(Directions) Below are some records. Copy every line in them that holds "الصحة".

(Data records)
START

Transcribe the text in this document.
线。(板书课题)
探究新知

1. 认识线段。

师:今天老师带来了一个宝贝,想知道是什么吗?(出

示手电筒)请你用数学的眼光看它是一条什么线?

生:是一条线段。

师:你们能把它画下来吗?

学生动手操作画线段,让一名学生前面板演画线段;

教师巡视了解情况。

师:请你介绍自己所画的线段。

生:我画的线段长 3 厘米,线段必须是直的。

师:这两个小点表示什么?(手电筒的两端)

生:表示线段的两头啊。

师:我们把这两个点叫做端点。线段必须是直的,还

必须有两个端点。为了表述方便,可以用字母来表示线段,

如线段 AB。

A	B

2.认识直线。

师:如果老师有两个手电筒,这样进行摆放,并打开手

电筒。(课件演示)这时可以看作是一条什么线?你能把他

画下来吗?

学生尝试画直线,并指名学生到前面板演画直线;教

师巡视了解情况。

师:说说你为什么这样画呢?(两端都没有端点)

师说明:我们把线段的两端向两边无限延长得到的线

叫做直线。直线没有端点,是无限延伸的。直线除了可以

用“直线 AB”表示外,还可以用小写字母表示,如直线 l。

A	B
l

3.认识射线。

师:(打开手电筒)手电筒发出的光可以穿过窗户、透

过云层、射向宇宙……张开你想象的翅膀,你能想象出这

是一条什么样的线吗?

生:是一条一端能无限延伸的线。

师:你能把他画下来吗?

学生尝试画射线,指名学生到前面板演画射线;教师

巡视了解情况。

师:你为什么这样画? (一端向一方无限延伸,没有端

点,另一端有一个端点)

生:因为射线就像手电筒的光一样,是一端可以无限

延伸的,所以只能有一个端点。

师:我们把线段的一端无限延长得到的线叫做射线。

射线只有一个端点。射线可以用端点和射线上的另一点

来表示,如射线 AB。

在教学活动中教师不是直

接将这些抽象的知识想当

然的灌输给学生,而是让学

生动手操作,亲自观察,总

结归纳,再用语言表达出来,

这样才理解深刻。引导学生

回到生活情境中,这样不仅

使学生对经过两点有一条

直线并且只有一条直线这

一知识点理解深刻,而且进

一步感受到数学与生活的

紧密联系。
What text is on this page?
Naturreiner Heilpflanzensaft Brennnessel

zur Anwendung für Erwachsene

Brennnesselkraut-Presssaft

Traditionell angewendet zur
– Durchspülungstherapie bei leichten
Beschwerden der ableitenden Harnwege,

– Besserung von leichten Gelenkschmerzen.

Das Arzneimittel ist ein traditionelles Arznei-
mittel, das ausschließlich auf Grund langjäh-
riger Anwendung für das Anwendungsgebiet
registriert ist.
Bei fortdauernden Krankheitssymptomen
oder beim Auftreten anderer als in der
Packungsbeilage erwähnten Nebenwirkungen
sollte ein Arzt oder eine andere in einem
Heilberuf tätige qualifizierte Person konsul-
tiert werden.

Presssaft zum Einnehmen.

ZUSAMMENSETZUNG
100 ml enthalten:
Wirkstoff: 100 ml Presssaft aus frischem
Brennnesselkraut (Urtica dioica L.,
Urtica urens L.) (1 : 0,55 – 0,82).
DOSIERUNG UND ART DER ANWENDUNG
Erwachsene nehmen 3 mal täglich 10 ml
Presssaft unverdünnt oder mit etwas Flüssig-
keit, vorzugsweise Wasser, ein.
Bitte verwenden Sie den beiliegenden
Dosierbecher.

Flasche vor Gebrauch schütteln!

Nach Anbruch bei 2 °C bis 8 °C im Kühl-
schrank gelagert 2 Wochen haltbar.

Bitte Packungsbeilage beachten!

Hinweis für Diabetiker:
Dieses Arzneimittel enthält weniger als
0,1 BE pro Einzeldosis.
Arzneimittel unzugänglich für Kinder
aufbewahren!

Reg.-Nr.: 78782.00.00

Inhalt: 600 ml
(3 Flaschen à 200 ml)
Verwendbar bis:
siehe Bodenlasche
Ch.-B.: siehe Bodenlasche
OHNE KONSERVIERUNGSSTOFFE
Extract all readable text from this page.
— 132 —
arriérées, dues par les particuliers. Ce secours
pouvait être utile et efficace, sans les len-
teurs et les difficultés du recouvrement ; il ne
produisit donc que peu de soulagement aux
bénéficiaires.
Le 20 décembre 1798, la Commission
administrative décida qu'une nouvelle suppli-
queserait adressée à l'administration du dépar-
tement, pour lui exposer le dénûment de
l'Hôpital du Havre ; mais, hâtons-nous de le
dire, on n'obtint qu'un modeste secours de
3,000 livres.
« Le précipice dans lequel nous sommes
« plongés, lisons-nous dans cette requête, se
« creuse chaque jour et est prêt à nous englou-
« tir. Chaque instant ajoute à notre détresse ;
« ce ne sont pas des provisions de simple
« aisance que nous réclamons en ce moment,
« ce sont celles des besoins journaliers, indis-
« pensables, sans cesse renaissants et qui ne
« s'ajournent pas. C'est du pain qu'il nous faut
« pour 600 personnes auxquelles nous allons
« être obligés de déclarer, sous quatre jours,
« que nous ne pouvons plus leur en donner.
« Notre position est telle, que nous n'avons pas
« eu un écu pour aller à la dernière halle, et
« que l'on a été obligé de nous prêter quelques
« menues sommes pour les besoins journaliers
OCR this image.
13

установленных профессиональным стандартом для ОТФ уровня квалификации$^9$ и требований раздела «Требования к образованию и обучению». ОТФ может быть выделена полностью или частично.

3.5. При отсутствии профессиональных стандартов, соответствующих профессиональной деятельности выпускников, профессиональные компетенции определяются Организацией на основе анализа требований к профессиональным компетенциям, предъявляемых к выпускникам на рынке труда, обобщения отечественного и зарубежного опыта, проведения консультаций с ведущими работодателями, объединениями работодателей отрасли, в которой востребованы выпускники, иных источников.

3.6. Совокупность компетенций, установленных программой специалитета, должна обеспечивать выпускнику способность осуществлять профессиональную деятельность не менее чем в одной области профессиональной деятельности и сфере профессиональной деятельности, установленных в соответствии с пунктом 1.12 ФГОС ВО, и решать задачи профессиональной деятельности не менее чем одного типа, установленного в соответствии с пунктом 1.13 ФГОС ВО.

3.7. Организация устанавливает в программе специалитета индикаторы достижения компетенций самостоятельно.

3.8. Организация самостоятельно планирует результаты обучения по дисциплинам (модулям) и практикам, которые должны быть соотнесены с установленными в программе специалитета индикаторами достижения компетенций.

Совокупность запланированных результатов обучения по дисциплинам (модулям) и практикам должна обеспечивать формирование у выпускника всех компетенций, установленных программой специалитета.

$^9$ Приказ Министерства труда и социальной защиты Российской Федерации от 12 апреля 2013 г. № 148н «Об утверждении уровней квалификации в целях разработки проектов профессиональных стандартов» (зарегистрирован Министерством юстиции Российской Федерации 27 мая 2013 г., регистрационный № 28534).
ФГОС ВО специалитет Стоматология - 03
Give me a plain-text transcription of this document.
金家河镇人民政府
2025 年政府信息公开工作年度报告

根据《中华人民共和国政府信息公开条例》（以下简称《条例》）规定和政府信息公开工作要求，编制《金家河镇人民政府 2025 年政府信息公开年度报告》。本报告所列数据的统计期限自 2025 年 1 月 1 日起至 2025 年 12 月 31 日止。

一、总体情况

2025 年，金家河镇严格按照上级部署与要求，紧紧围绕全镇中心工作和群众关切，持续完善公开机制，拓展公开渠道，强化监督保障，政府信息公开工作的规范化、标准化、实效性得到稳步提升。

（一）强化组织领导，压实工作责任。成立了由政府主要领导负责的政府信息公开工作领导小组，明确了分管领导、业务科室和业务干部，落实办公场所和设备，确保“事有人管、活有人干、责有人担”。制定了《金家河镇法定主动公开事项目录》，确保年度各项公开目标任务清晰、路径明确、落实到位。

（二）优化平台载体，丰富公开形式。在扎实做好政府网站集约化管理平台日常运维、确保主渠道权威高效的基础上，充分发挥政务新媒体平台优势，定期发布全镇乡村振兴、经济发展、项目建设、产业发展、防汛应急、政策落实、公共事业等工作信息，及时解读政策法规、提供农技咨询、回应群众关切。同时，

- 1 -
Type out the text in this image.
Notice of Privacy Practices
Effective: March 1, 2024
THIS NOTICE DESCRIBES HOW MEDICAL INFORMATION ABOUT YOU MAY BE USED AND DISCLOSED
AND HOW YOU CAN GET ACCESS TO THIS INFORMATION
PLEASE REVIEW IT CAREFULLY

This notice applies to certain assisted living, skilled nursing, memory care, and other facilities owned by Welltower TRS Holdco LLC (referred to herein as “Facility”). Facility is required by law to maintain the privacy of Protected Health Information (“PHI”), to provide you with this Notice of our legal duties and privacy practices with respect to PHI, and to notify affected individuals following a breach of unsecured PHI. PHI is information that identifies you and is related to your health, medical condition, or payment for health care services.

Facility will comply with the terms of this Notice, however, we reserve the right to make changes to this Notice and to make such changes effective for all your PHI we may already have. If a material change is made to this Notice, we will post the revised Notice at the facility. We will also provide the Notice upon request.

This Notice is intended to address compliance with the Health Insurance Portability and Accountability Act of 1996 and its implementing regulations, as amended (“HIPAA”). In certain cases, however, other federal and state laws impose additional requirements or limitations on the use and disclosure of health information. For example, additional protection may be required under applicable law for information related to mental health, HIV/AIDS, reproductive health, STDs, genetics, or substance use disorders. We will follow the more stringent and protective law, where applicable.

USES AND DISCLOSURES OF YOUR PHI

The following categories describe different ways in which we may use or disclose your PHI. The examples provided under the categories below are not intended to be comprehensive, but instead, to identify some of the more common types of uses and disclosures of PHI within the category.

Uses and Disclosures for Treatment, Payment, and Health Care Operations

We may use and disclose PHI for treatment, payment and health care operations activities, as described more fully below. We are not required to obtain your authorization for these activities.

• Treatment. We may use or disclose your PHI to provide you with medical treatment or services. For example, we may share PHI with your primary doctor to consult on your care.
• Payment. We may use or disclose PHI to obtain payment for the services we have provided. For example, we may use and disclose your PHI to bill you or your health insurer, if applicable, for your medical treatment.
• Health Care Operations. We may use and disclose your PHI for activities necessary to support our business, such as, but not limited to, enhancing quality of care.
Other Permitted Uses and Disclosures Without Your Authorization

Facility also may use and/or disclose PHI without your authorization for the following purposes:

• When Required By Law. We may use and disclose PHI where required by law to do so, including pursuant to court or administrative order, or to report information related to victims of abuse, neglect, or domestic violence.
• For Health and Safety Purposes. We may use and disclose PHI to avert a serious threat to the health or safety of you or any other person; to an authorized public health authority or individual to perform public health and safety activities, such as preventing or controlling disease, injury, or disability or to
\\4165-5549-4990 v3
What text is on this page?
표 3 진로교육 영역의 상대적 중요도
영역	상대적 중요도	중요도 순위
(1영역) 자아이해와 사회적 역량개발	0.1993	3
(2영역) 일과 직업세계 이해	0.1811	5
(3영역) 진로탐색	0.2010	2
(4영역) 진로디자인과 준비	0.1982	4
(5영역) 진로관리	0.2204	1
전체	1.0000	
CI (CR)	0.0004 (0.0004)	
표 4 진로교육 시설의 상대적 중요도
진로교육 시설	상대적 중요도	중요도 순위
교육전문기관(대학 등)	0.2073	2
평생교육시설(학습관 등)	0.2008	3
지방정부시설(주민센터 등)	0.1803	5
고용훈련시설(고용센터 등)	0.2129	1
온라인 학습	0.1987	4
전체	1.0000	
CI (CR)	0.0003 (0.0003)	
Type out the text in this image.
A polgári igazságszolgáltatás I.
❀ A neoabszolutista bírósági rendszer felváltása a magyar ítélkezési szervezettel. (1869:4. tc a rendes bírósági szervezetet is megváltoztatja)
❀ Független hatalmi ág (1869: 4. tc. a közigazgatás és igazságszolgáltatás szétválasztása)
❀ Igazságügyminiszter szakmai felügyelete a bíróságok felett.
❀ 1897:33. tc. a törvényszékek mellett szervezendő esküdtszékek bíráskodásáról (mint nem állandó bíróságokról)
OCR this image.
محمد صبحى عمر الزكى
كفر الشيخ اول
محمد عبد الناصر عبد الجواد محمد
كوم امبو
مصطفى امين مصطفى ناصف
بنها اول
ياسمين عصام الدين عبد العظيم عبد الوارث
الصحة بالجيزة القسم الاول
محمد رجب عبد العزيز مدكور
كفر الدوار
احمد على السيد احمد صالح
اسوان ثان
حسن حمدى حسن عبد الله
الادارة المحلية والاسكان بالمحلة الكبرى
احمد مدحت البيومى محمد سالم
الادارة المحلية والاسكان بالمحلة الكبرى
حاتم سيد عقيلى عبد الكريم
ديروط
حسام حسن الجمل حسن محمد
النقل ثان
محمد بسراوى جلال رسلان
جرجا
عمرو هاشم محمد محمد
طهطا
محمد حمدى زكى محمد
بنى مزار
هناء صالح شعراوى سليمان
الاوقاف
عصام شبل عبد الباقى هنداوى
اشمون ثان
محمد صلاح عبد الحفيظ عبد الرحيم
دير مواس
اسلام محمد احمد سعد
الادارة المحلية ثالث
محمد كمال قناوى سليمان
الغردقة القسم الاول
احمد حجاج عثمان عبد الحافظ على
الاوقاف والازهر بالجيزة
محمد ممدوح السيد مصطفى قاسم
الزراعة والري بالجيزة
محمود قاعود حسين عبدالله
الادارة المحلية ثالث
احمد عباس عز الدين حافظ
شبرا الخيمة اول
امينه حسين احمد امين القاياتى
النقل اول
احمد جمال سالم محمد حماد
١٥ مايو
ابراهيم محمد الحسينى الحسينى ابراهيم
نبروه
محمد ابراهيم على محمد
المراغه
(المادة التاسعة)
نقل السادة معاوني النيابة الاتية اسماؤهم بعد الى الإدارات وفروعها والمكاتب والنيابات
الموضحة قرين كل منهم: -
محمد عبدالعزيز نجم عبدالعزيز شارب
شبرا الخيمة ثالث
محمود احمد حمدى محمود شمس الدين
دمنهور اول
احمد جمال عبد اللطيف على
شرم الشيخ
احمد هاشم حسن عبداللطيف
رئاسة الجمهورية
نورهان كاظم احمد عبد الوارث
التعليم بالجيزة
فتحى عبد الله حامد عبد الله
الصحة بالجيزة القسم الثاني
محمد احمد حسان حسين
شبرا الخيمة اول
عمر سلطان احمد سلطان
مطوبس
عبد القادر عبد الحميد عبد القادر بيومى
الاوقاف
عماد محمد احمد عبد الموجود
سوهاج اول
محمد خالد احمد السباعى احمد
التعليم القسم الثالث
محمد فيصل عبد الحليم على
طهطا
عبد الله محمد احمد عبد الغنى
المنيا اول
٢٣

END

(Solution for this task)
الصحة بالجيزة القسم الاول
الصحة بالجيزة القسم الثاني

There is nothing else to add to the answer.